## BEGIN Material provided
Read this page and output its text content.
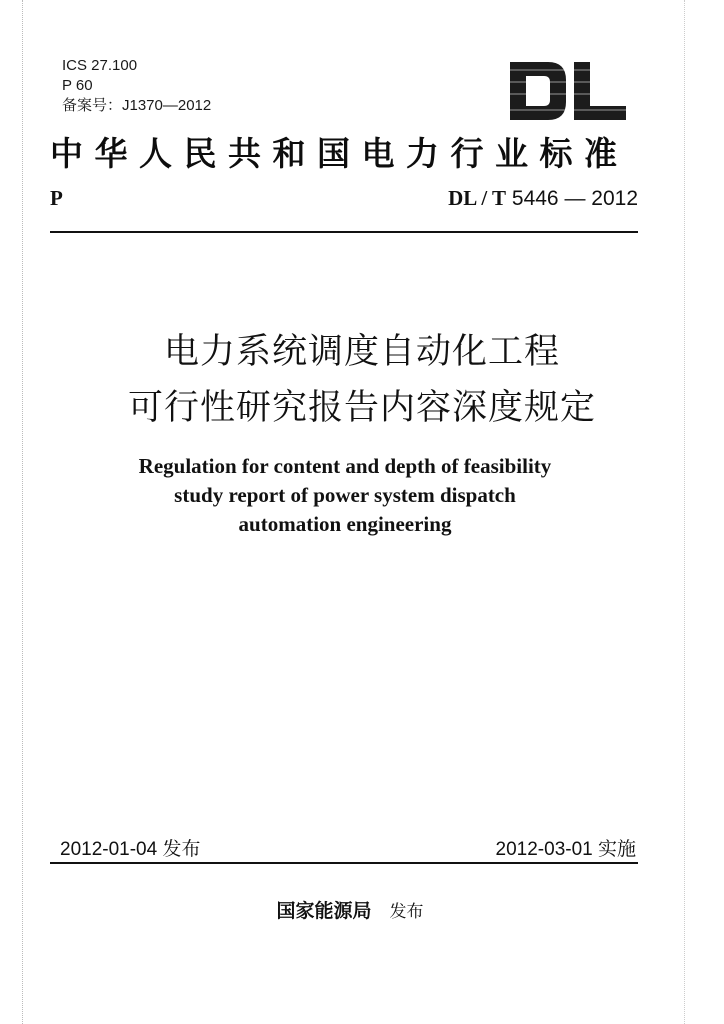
ICS 27.100
P 60
备案号：J1370—2012
中华人民共和国电力行业标准
P	DL / T 5446 — 2012
电力系统调度自动化工程
可行性研究报告内容深度规定
Regulation for content and depth of feasibility
study report of power system dispatch
automation engineering
2012-01-04 发布	2012-03-01 实施
国家能源局 发布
## END Material provided
- _Objective_: The records above need to be given again exactly. Omit the pictures.

- _Complete response_:
Read this page and output its text content.
ICS 27.100
P 60
备案号：J1370—2012
中华人民共和国电力行业标准
P	DL / T 5446 — 2012
电力系统调度自动化工程
可行性研究报告内容深度规定
Regulation for content and depth of feasibility
study report of power system dispatch
automation engineering
2012-01-04 发布	2012-03-01 实施
国家能源局 发布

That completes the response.